▸ **AIM 1**
In the forum thread about the Printhead Doctor, reproduce the passage starting with "You are comparing" and going on through "and made working?", replacing "car" with "bicycle".
▸ **AIM 2**
List every username that appears as a post header in the forum thread about the Printhead Doctor.

# DTG Printhead Doctor



## pronetmedia (Jan 8, 2016)

I was wondering has anyone bought and used one of the PrintHead Doctor systems?

https://www.digitalsigntech.net/Print-Head-Doctor

Kyle


----------



## aldenski (Jan 9, 2008)

I use these guys and their head cleaning kit works very well for a LOT less money.

Direct-to-garment printer maintenance and replacement parts


----------



## EricDeem (May 7, 2011)

aldenski said:


> I use these guys and their head cleaning kit works very well for a LOT less money.
> 
> Direct-to-garment printer maintenance and replacement parts


You are comparing a syringe and cleaning solution to a mechanical device? That's like saying why buy a car when you can walk. It cost less and will still get you from point A to point B.


----------



## pronetmedia (Jan 8, 2016)

Hi Eric, your information is actually useless, why not provide something valuable.

So, have you used the device?

Could it clean and restore a non working head that could not be manually cleaned and made working?

That's the information I was looking for. Is it better then cleaning a head by hand, if you haven't used one or have no experience with one I am guessing you cannot answer the question. 

If I need to get 50 miles up the road, sure I can walk but will it happen, I don't think so, I will assume driving, taking a bus, or riding a horse might work.

▸ **RECORDS SUPPLIED**

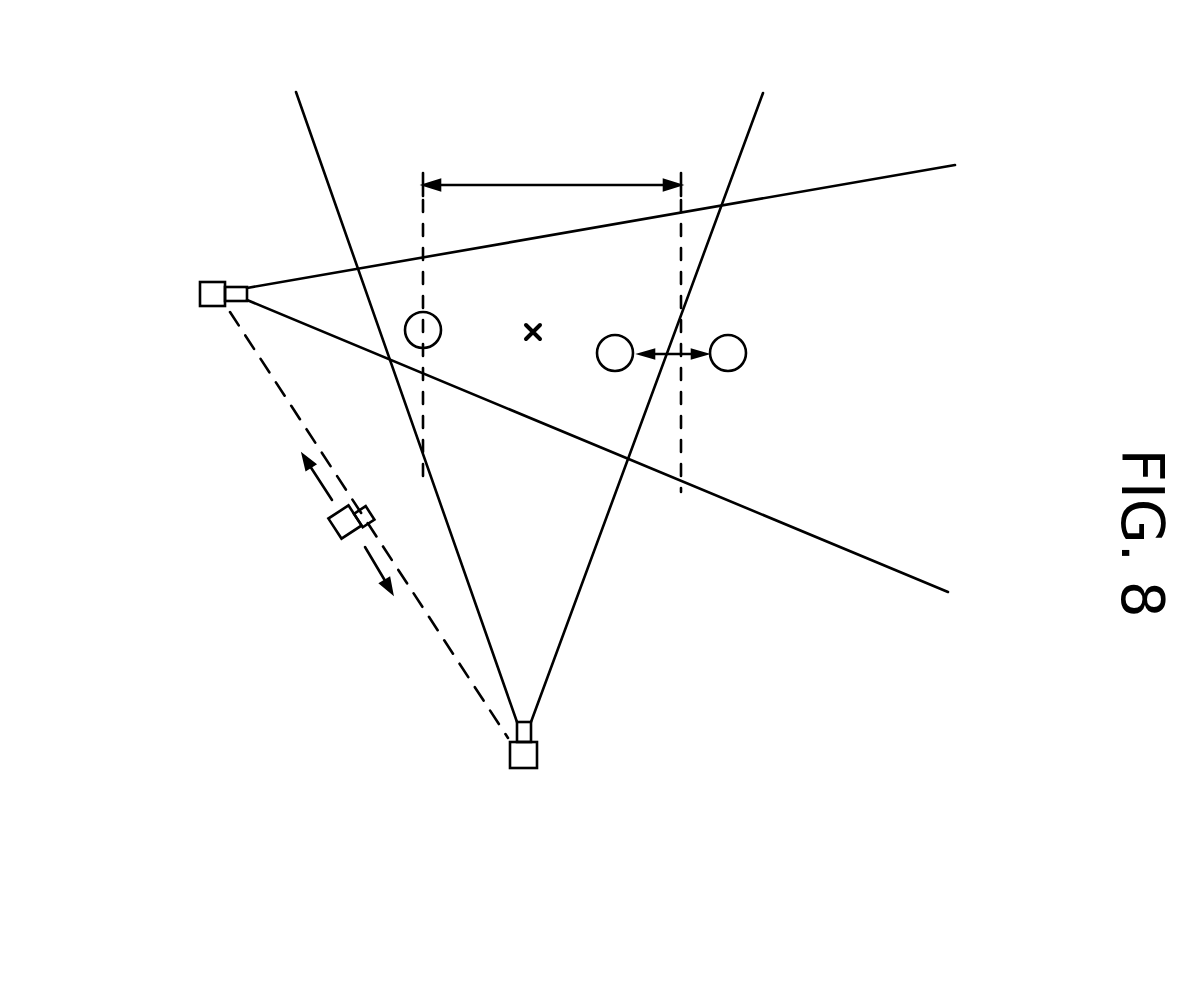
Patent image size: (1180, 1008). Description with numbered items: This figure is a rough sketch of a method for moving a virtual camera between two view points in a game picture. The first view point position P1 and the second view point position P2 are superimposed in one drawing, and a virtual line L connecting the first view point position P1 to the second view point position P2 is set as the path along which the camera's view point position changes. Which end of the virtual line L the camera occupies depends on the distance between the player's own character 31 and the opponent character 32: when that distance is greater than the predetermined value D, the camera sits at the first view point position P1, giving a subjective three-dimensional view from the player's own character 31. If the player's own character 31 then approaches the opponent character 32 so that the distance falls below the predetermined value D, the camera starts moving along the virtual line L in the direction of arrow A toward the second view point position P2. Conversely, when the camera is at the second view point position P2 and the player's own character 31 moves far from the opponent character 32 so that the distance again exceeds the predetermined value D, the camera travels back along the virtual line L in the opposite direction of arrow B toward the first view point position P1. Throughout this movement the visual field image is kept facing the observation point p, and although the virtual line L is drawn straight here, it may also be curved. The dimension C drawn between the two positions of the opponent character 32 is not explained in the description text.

The first view point position P1 is at (215, 306).
The second view point position P2 is at (537, 760).
The virtual line L is at (435, 627).
The arrow A is at (370, 570).
The arrow B is at (309, 480).
The displacement C of object 32 C is at (673, 339).
The predetermined value D is at (552, 317).
The player's own character 31 is at (440, 322).
The opponent character 32 is at (715, 338).
The observation point p is at (554, 309).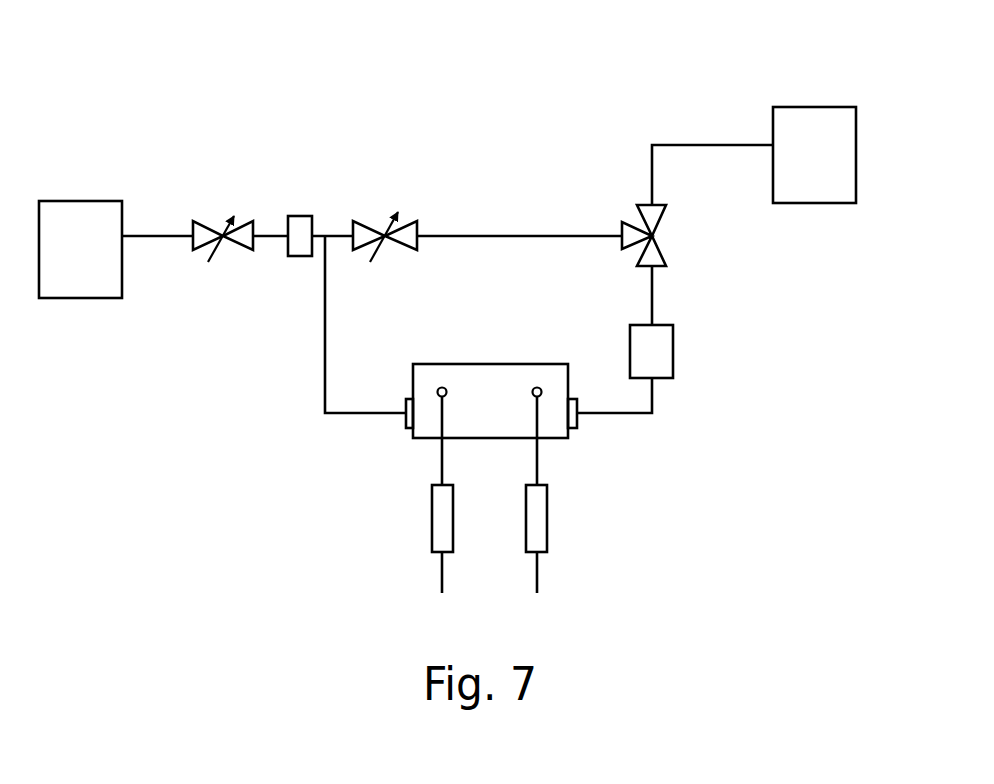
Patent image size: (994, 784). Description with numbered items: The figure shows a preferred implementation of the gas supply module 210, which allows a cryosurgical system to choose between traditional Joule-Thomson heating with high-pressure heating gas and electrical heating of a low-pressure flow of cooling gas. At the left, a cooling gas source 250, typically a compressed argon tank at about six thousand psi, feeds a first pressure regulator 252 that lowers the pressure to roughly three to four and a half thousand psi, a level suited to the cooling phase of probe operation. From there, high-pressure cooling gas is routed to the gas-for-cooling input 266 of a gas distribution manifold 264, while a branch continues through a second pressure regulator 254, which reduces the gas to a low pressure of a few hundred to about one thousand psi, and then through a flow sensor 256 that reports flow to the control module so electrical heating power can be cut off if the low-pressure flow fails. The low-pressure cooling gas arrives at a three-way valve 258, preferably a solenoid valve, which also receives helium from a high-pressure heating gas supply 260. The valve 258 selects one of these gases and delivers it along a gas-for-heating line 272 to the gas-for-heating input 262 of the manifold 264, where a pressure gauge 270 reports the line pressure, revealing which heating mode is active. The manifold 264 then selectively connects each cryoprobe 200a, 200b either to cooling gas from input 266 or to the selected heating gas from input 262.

The gas supply module 210 is at (206, 106).
The cooling gas source 250 is at (80, 290).
The first pressure regulator 252 is at (205, 230).
The second pressure regulator 254 is at (415, 223).
The flow sensor 256 is at (303, 217).
The three-way valve 258 is at (620, 230).
The high-pressure heating gas supply 260 is at (812, 107).
The gas-for-heating input 262 is at (578, 422).
The gas distribution manifold 264 is at (555, 430).
The gas-for-cooling input 266 is at (408, 422).
The pressure gauge 270 is at (672, 357).
The gas-for-heating line 272 is at (653, 293).
The cryoprobe 200a is at (443, 532).
The cryoprobe 200b is at (542, 533).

▸ **FULL OUTPUT 1**
You are comparing a syringe and cleaning solution to a mechanical device? That's like saying why buy a bicycle when you can walk. It cost less and will still get you from point A to point B.


----------



## pronetmedia (Jan 8, 2016)

Hi Eric, your information is actually useless, why not provide something valuable.

So, have you used the device?

Could it clean and restore a non working head that could not be manually cleaned and made working?

▸ **FULL OUTPUT 2**
pronetmedia, aldenski, EricDeem